# Goal:
Reproduce the entire listing below verbatim, leaving every line unchanged.

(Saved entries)

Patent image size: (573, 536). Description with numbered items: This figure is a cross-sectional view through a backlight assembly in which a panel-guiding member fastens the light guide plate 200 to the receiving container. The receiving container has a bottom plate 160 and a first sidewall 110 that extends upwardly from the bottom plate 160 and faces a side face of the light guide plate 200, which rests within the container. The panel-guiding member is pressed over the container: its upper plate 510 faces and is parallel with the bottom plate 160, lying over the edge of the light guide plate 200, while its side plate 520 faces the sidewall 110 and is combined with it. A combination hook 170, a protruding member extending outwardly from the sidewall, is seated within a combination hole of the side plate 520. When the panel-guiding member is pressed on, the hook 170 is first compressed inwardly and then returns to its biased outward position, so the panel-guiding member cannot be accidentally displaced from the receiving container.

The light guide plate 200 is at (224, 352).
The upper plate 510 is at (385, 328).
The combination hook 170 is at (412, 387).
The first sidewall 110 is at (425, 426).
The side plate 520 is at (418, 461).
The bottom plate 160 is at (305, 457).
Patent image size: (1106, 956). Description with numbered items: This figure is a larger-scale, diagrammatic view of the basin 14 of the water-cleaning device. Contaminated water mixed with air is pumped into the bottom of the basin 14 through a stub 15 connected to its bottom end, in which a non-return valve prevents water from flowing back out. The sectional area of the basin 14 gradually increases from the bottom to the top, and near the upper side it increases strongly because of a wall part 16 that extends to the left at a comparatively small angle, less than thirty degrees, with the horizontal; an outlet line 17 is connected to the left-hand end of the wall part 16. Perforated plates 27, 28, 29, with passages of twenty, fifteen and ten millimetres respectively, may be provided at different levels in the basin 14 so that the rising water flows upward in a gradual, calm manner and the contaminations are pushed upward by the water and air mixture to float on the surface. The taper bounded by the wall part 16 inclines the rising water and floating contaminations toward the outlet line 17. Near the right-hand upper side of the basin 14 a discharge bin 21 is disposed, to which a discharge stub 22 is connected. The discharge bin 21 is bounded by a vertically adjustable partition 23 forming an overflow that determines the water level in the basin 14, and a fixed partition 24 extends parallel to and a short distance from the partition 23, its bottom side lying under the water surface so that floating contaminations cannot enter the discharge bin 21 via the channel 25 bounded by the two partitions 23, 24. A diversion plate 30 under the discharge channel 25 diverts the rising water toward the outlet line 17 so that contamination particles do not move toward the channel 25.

# Worked solution:
Patent image size: (573, 536). Description with numbered items: This figure is a cross-sectional view through a backlight assembly in which a panel-guiding member fastens the light guide plate 200 to the receiving container. The receiving container has a bottom plate 160 and a first sidewall 110 that extends upwardly from the bottom plate 160 and faces a side face of the light guide plate 200, which rests within the container. The panel-guiding member is pressed over the container: its upper plate 510 faces and is parallel with the bottom plate 160, lying over the edge of the light guide plate 200, while its side plate 520 faces the sidewall 110 and is combined with it. A combination hook 170, a protruding member extending outwardly from the sidewall, is seated within a combination hole of the side plate 520. When the panel-guiding member is pressed on, the hook 170 is first compressed inwardly and then returns to its biased outward position, so the panel-guiding member cannot be accidentally displaced from the receiving container.

The light guide plate 200 is at (224, 352).
The upper plate 510 is at (385, 328).
The combination hook 170 is at (412, 387).
The first sidewall 110 is at (425, 426).
The side plate 520 is at (418, 461).
The bottom plate 160 is at (305, 457).
Patent image size: (1106, 956). Description with numbered items: This figure is a larger-scale, diagrammatic view of the basin 14 of the water-cleaning device. Contaminated water mixed with air is pumped into the bottom of the basin 14 through a stub 15 connected to its bottom end, in which a non-return valve prevents water from flowing back out. The sectional area of the basin 14 gradually increases from the bottom to the top, and near the upper side it increases strongly because of a wall part 16 that extends to the left at a comparatively small angle, less than thirty degrees, with the horizontal; an outlet line 17 is connected to the left-hand end of the wall part 16. Perforated plates 27, 28, 29, with passages of twenty, fifteen and ten millimetres respectively, may be provided at different levels in the basin 14 so that the rising water flows upward in a gradual, calm manner and the contaminations are pushed upward by the water and air mixture to float on the surface. The taper bounded by the wall part 16 inclines the rising water and floating contaminations toward the outlet line 17. Near the right-hand upper side of the basin 14 a discharge bin 21 is disposed, to which a discharge stub 22 is connected. The discharge bin 21 is bounded by a vertically adjustable partition 23 forming an overflow that determines the water level in the basin 14, and a fixed partition 24 extends parallel to and a short distance from the partition 23, its bottom side lying under the water surface so that floating contaminations cannot enter the discharge bin 21 via the channel 25 bounded by the two partitions 23, 24. A diversion plate 30 under the discharge channel 25 diverts the rising water toward the outlet line 17 so that contamination particles do not move toward the channel 25.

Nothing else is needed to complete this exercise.